[Stored data]
— BEGIN —

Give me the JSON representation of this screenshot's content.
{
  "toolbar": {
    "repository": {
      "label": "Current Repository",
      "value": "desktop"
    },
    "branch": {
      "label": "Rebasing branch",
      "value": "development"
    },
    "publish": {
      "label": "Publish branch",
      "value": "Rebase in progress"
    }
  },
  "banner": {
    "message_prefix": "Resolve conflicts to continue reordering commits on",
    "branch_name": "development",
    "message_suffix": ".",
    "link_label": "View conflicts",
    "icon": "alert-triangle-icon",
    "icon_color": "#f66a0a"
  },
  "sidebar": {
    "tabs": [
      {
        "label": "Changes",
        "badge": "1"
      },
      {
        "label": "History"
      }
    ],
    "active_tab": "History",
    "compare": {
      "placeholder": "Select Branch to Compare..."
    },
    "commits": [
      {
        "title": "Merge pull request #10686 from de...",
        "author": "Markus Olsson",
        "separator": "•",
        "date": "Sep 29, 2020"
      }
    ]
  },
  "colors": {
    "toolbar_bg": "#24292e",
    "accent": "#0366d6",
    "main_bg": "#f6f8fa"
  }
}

— END —

• [Written exercise] From the listing above, pick out every line containing "commits".

• [Completed exercise]
    "message_prefix": "Resolve conflicts to continue reordering commits on",
    "commits": [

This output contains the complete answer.